**ASSIGNED TASK:**
Copy every line of the entries that has the string "binary" in it.

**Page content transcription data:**

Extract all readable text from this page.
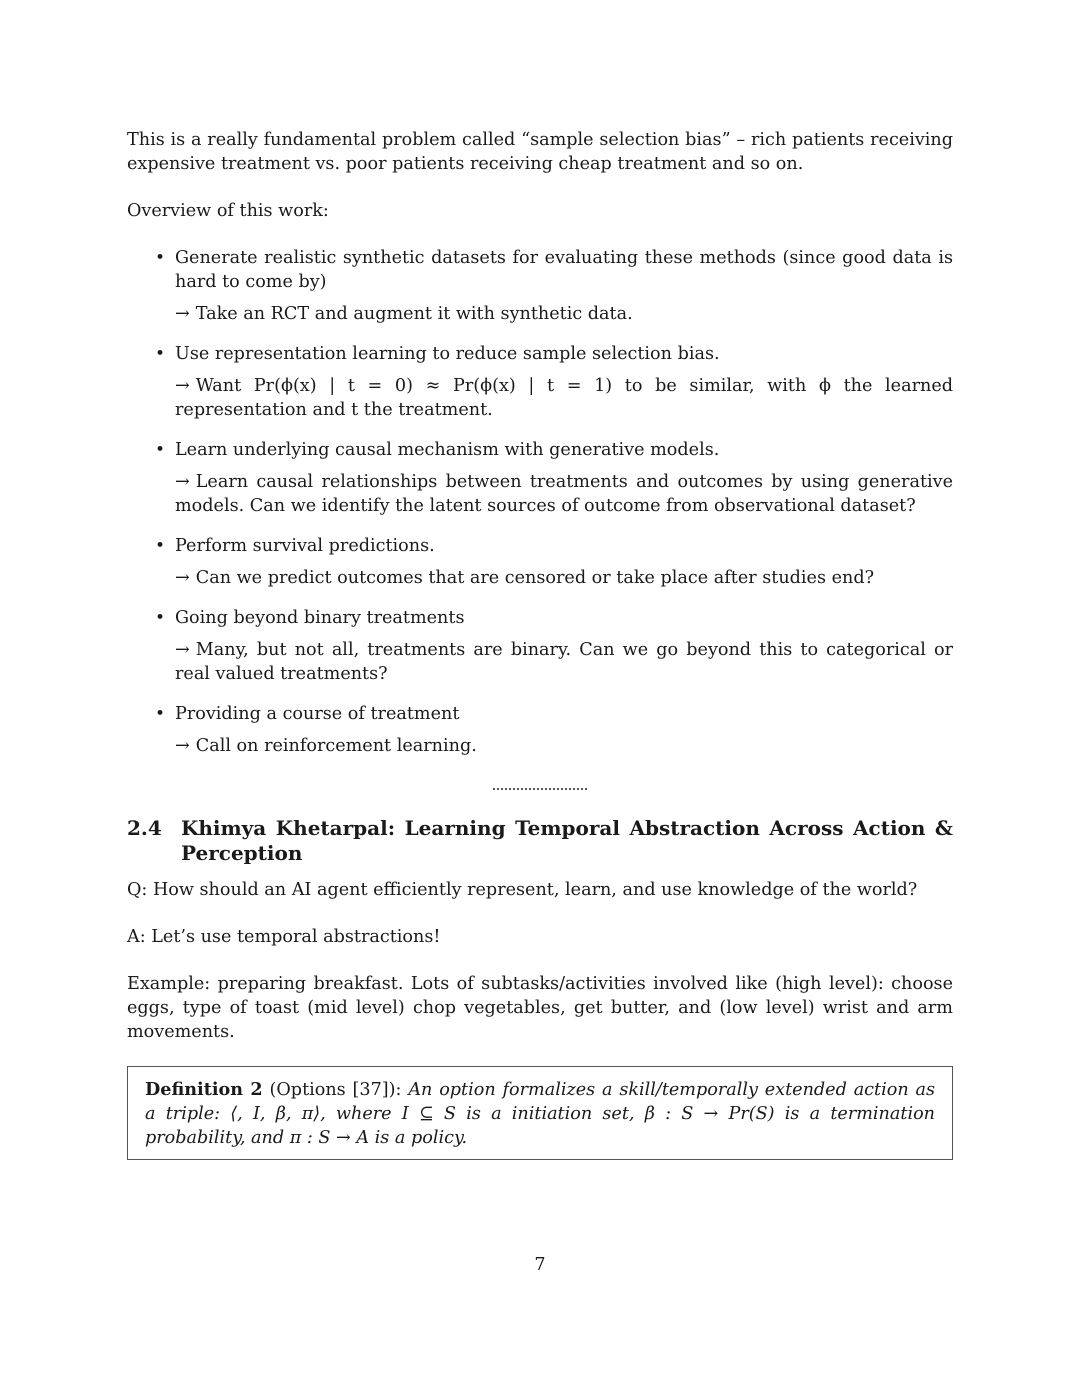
This is a really fundamental problem called “sample selection bias” – rich patients receiving expensive treatment vs. poor patients receiving cheap treatment and so on.

Overview of this work:

• Generate realistic synthetic datasets for evaluating these methods (since good data is hard to come by)

→ Take an RCT and augment it with synthetic data.

• Use representation learning to reduce sample selection bias.

→ Want Pr(ϕ(x) | t = 0) ≈ Pr(ϕ(x) | t = 1) to be similar, with ϕ the learned representation and t the treatment.

• Learn underlying causal mechanism with generative models.

→ Learn causal relationships between treatments and outcomes by using generative models. Can we identify the latent sources of outcome from observational dataset?

• Perform survival predictions.

→ Can we predict outcomes that are censored or take place after studies end?

• Going beyond binary treatments

→ Many, but not all, treatments are binary. Can we go beyond this to categorical or real valued treatments?

• Providing a course of treatment

→ Call on reinforcement learning.

2.4 Khimya Khetarpal: Learning Temporal Abstraction Across Action & Perception

Q: How should an AI agent efficiently represent, learn, and use knowledge of the world?

A: Let’s use temporal abstractions!

Example: preparing breakfast. Lots of subtasks/activities involved like (high level): choose eggs, type of toast (mid level) chop vegetables, get butter, and (low level) wrist and arm movements.

Definition 2 (Options [37]): An option formalizes a skill/temporally extended action as a triple: ⟨, I, β, π⟩, where I ⊆ S is a initiation set, β : S → Pr(S) is a termination probability, and π : S → A is a policy.
7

**SOLVED EXERCISE:**
• Going beyond binary treatments
→ Many, but not all, treatments are binary. Can we go beyond this to categorical or real valued treatments?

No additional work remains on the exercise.